**Exercise material**
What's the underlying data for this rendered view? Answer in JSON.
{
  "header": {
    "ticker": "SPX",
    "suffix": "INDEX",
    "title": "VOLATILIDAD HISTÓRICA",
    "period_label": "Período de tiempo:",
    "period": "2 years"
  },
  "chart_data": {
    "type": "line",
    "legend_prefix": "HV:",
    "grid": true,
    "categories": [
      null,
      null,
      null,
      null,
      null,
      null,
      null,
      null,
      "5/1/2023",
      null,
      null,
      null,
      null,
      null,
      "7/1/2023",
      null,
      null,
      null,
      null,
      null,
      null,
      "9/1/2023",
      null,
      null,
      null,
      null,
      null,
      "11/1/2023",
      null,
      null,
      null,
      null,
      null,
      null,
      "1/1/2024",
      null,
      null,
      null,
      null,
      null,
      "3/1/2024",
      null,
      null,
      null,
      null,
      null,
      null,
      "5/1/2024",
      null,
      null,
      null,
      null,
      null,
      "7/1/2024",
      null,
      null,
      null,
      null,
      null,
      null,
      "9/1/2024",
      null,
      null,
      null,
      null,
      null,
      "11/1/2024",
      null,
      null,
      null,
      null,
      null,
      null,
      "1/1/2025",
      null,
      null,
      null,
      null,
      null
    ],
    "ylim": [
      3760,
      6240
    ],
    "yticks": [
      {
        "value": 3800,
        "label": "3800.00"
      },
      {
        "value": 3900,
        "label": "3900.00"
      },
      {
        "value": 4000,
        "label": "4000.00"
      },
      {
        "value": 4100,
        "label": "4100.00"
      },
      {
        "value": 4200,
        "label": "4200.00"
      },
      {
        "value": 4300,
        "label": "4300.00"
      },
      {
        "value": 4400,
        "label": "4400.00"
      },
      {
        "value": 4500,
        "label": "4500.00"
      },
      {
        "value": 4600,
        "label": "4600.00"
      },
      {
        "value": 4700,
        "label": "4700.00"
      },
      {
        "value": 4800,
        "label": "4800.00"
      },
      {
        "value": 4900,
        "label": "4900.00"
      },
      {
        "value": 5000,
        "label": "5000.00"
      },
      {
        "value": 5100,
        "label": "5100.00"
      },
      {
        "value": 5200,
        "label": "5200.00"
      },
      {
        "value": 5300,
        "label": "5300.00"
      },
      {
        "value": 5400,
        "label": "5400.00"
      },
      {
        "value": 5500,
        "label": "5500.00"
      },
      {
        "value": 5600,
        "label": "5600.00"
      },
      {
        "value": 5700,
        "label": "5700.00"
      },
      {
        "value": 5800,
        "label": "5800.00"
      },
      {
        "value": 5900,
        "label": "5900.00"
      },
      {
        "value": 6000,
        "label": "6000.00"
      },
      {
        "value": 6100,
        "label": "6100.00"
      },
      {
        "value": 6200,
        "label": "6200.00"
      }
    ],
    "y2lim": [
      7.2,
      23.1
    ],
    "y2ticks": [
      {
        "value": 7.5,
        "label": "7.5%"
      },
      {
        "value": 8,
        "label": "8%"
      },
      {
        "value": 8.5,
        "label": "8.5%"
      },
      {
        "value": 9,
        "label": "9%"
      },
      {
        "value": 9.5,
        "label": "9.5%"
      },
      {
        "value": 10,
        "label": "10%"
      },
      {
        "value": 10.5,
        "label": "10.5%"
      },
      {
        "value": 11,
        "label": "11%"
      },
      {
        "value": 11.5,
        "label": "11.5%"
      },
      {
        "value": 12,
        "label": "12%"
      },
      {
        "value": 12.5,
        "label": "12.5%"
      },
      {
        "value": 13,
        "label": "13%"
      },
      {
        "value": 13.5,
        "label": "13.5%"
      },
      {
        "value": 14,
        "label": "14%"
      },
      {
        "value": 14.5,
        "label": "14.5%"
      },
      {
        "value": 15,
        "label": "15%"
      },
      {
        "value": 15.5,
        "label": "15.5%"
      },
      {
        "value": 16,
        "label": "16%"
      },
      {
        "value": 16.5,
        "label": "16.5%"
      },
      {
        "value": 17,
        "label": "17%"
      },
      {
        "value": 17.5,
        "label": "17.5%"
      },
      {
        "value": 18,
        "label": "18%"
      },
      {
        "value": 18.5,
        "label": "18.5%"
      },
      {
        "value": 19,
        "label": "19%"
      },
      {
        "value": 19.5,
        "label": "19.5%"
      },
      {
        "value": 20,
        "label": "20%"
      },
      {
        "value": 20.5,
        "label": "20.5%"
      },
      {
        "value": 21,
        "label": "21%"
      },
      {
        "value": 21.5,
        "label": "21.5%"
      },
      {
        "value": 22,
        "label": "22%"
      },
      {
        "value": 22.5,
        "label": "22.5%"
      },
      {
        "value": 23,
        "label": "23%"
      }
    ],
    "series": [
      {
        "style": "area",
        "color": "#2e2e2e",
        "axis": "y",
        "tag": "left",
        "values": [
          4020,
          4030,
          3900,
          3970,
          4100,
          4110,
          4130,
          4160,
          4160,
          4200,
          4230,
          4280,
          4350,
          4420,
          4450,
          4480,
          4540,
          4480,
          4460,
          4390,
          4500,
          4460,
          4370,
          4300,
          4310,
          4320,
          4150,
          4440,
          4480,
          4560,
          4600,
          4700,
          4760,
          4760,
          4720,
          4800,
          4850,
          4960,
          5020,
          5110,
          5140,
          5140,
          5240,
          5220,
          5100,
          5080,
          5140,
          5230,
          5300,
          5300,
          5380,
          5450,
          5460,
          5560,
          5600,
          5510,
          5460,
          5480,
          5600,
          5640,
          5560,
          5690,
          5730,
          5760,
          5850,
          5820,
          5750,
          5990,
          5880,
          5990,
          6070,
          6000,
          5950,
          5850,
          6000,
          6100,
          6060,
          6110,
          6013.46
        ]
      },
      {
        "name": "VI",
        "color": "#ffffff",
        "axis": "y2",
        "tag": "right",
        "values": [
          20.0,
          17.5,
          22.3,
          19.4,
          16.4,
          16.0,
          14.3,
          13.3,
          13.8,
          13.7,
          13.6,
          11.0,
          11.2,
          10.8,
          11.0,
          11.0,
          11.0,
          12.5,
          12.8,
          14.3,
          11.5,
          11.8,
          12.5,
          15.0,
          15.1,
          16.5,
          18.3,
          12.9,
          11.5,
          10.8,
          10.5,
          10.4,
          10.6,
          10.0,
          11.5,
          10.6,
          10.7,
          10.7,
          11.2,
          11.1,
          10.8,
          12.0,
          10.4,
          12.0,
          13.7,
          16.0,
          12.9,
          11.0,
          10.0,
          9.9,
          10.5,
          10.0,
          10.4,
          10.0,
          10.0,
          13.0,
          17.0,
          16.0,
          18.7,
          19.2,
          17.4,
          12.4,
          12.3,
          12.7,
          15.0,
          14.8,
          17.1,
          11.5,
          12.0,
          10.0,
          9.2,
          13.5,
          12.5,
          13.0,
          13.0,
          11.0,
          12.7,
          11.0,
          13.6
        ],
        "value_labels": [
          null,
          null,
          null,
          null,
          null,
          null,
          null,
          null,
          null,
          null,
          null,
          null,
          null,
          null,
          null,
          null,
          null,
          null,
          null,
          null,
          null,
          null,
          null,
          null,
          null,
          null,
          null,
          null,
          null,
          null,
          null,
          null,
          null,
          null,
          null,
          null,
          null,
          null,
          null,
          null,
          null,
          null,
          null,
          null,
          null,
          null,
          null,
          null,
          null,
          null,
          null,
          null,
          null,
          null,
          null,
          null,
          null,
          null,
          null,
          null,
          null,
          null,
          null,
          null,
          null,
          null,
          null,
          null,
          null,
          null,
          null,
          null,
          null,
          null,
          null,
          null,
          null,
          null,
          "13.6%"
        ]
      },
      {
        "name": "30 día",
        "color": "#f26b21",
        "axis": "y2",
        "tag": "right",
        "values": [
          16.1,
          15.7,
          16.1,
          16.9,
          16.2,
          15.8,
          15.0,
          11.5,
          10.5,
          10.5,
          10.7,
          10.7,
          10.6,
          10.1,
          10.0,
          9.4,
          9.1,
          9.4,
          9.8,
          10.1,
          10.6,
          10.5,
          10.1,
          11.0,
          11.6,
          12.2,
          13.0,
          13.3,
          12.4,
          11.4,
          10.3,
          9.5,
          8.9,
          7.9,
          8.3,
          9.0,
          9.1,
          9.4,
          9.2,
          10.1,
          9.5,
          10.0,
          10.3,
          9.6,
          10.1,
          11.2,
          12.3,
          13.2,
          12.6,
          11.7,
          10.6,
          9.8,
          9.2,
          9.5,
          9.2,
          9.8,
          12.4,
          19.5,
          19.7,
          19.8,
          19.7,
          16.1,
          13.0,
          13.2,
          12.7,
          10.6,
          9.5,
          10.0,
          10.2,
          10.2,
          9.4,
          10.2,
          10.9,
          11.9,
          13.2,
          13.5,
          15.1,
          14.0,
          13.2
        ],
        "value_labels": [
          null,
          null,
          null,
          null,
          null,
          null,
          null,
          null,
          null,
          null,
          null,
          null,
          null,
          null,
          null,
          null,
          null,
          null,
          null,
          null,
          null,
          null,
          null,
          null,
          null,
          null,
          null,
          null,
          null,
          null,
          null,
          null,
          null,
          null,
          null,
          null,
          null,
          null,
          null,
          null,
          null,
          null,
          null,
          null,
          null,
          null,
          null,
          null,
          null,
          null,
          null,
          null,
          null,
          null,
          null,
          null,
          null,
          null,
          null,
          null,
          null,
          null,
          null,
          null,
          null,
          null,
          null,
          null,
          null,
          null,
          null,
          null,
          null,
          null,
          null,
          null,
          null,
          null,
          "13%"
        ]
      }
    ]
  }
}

**Given problem**
Across the records above, count the lines holding "color" and reply with that number alone.

**Solved problem**
3